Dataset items
* begin *
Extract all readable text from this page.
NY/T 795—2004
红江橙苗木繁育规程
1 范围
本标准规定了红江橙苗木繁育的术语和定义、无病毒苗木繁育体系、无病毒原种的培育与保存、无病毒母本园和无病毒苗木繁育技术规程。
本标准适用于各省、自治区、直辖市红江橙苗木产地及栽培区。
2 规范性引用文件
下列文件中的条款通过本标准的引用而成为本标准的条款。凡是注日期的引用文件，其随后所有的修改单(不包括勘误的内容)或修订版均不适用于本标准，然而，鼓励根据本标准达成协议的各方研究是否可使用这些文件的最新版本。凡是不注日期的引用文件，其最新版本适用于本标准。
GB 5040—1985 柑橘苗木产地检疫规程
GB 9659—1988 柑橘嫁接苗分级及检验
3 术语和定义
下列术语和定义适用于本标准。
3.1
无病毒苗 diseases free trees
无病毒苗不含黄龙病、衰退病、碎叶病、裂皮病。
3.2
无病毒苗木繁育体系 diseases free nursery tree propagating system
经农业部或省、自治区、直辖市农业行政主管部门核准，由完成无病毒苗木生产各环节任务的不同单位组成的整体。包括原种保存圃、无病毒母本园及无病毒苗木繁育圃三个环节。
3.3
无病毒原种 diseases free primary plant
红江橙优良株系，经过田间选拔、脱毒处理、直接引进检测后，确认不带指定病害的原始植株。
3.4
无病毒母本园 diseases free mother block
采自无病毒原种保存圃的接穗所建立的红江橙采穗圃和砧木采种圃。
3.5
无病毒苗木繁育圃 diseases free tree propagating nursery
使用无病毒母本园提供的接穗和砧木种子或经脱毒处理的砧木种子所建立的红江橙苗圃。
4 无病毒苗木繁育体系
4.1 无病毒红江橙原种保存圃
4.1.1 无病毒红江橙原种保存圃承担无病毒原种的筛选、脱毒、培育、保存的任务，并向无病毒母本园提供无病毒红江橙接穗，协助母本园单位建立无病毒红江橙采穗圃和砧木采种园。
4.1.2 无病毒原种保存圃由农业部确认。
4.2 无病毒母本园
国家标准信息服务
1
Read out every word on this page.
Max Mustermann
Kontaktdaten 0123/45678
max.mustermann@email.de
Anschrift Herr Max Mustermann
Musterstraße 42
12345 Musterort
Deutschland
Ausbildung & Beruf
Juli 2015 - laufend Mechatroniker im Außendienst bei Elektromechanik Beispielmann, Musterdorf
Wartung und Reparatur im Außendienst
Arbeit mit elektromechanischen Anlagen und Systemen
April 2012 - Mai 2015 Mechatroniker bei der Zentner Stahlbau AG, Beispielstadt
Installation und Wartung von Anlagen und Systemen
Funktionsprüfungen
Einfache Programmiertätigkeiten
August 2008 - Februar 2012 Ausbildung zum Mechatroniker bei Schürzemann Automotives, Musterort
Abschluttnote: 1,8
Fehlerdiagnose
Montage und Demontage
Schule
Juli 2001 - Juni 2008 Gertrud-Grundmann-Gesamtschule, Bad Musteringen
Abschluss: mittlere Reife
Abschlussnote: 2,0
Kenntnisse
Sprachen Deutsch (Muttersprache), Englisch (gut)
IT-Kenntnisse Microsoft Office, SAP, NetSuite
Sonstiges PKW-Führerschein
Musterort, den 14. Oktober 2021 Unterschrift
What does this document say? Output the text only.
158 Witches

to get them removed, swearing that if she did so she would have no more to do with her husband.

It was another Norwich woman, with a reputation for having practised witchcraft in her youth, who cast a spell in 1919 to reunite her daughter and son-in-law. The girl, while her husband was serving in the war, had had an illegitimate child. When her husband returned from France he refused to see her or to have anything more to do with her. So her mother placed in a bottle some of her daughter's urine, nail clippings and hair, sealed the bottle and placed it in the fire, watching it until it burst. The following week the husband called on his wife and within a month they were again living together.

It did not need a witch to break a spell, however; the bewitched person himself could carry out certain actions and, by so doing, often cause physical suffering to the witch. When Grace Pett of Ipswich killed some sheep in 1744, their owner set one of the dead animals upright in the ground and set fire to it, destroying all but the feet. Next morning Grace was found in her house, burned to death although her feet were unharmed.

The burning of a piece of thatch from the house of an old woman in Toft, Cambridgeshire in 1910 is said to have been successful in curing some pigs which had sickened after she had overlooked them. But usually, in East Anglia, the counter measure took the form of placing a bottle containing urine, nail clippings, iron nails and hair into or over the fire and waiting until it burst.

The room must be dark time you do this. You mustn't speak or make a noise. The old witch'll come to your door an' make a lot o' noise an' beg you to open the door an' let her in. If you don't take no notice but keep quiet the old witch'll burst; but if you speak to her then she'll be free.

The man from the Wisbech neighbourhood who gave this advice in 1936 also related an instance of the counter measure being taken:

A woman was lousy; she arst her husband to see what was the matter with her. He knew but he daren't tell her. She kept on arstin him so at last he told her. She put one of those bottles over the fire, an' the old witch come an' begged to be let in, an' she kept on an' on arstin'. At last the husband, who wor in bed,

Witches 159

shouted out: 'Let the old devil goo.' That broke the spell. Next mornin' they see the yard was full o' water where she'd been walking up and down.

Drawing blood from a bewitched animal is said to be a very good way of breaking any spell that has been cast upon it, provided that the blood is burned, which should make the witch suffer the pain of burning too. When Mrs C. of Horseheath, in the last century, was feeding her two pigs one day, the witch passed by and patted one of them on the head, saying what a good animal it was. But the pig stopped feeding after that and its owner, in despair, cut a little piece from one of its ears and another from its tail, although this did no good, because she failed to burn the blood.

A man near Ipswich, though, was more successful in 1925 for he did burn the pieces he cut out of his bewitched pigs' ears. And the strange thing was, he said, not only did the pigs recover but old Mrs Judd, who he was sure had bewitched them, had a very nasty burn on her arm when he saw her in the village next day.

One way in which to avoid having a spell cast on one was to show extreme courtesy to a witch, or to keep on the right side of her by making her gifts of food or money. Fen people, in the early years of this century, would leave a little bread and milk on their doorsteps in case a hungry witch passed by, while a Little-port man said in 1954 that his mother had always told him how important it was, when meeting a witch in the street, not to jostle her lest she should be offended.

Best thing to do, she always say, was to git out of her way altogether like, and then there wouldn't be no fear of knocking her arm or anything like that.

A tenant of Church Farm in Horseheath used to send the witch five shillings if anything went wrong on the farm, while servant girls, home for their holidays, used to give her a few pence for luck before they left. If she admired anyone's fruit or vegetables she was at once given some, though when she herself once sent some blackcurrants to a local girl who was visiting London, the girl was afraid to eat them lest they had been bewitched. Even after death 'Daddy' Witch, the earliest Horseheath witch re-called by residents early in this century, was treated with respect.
* end *
Stated task: The records above should be returned exactly.

Exercise output:
Extract all readable text from this page.
NY/T 795—2004
红江橙苗木繁育规程
1 范围
本标准规定了红江橙苗木繁育的术语和定义、无病毒苗木繁育体系、无病毒原种的培育与保存、无病毒母本园和无病毒苗木繁育技术规程。
本标准适用于各省、自治区、直辖市红江橙苗木产地及栽培区。
2 规范性引用文件
下列文件中的条款通过本标准的引用而成为本标准的条款。凡是注日期的引用文件，其随后所有的修改单(不包括勘误的内容)或修订版均不适用于本标准，然而，鼓励根据本标准达成协议的各方研究是否可使用这些文件的最新版本。凡是不注日期的引用文件，其最新版本适用于本标准。
GB 5040—1985 柑橘苗木产地检疫规程
GB 9659—1988 柑橘嫁接苗分级及检验
3 术语和定义
下列术语和定义适用于本标准。
3.1
无病毒苗 diseases free trees
无病毒苗不含黄龙病、衰退病、碎叶病、裂皮病。
3.2
无病毒苗木繁育体系 diseases free nursery tree propagating system
经农业部或省、自治区、直辖市农业行政主管部门核准，由完成无病毒苗木生产各环节任务的不同单位组成的整体。包括原种保存圃、无病毒母本园及无病毒苗木繁育圃三个环节。
3.3
无病毒原种 diseases free primary plant
红江橙优良株系，经过田间选拔、脱毒处理、直接引进检测后，确认不带指定病害的原始植株。
3.4
无病毒母本园 diseases free mother block
采自无病毒原种保存圃的接穗所建立的红江橙采穗圃和砧木采种圃。
3.5
无病毒苗木繁育圃 diseases free tree propagating nursery
使用无病毒母本园提供的接穗和砧木种子或经脱毒处理的砧木种子所建立的红江橙苗圃。
4 无病毒苗木繁育体系
4.1 无病毒红江橙原种保存圃
4.1.1 无病毒红江橙原种保存圃承担无病毒原种的筛选、脱毒、培育、保存的任务，并向无病毒母本园提供无病毒红江橙接穗，协助母本园单位建立无病毒红江橙采穗圃和砧木采种园。
4.1.2 无病毒原种保存圃由农业部确认。
4.2 无病毒母本园
国家标准信息服务
1
Read out every word on this page.
Max Mustermann
Kontaktdaten 0123/45678
max.mustermann@email.de
Anschrift Herr Max Mustermann
Musterstraße 42
12345 Musterort
Deutschland
Ausbildung & Beruf
Juli 2015 - laufend Mechatroniker im Außendienst bei Elektromechanik Beispielmann, Musterdorf
Wartung und Reparatur im Außendienst
Arbeit mit elektromechanischen Anlagen und Systemen
April 2012 - Mai 2015 Mechatroniker bei der Zentner Stahlbau AG, Beispielstadt
Installation und Wartung von Anlagen und Systemen
Funktionsprüfungen
Einfache Programmiertätigkeiten
August 2008 - Februar 2012 Ausbildung zum Mechatroniker bei Schürzemann Automotives, Musterort
Abschluttnote: 1,8
Fehlerdiagnose
Montage und Demontage
Schule
Juli 2001 - Juni 2008 Gertrud-Grundmann-Gesamtschule, Bad Musteringen
Abschluss: mittlere Reife
Abschlussnote: 2,0
Kenntnisse
Sprachen Deutsch (Muttersprache), Englisch (gut)
IT-Kenntnisse Microsoft Office, SAP, NetSuite
Sonstiges PKW-Führerschein
Musterort, den 14. Oktober 2021 Unterschrift
What does this document say? Output the text only.
158 Witches

to get them removed, swearing that if she did so she would have no more to do with her husband.

It was another Norwich woman, with a reputation for having practised witchcraft in her youth, who cast a spell in 1919 to reunite her daughter and son-in-law. The girl, while her husband was serving in the war, had had an illegitimate child. When her husband returned from France he refused to see her or to have anything more to do with her. So her mother placed in a bottle some of her daughter's urine, nail clippings and hair, sealed the bottle and placed it in the fire, watching it until it burst. The following week the husband called on his wife and within a month they were again living together.

It did not need a witch to break a spell, however; the bewitched person himself could carry out certain actions and, by so doing, often cause physical suffering to the witch. When Grace Pett of Ipswich killed some sheep in 1744, their owner set one of the dead animals upright in the ground and set fire to it, destroying all but the feet. Next morning Grace was found in her house, burned to death although her feet were unharmed.

The burning of a piece of thatch from the house of an old woman in Toft, Cambridgeshire in 1910 is said to have been successful in curing some pigs which had sickened after she had overlooked them. But usually, in East Anglia, the counter measure took the form of placing a bottle containing urine, nail clippings, iron nails and hair into or over the fire and waiting until it burst.

The room must be dark time you do this. You mustn't speak or make a noise. The old witch'll come to your door an' make a lot o' noise an' beg you to open the door an' let her in. If you don't take no notice but keep quiet the old witch'll burst; but if you speak to her then she'll be free.

The man from the Wisbech neighbourhood who gave this advice in 1936 also related an instance of the counter measure being taken:

A woman was lousy; she arst her husband to see what was the matter with her. He knew but he daren't tell her. She kept on arstin him so at last he told her. She put one of those bottles over the fire, an' the old witch come an' begged to be let in, an' she kept on an' on arstin'. At last the husband, who wor in bed,

Witches 159

shouted out: 'Let the old devil goo.' That broke the spell. Next mornin' they see the yard was full o' water where she'd been walking up and down.

Drawing blood from a bewitched animal is said to be a very good way of breaking any spell that has been cast upon it, provided that the blood is burned, which should make the witch suffer the pain of burning too. When Mrs C. of Horseheath, in the last century, was feeding her two pigs one day, the witch passed by and patted one of them on the head, saying what a good animal it was. But the pig stopped feeding after that and its owner, in despair, cut a little piece from one of its ears and another from its tail, although this did no good, because she failed to burn the blood.

A man near Ipswich, though, was more successful in 1925 for he did burn the pieces he cut out of his bewitched pigs' ears. And the strange thing was, he said, not only did the pigs recover but old Mrs Judd, who he was sure had bewitched them, had a very nasty burn on her arm when he saw her in the village next day.

One way in which to avoid having a spell cast on one was to show extreme courtesy to a witch, or to keep on the right side of her by making her gifts of food or money. Fen people, in the early years of this century, would leave a little bread and milk on their doorsteps in case a hungry witch passed by, while a Little-port man said in 1954 that his mother had always told him how important it was, when meeting a witch in the street, not to jostle her lest she should be offended.

Best thing to do, she always say, was to git out of her way altogether like, and then there wouldn't be no fear of knocking her arm or anything like that.

A tenant of Church Farm in Horseheath used to send the witch five shillings if anything went wrong on the farm, while servant girls, home for their holidays, used to give her a few pence for luck before they left. If she admired anyone's fruit or vegetables she was at once given some, though when she herself once sent some blackcurrants to a local girl who was visiting London, the girl was afraid to eat them lest they had been bewitched. Even after death 'Daddy' Witch, the earliest Horseheath witch re-called by residents early in this century, was treated with respect.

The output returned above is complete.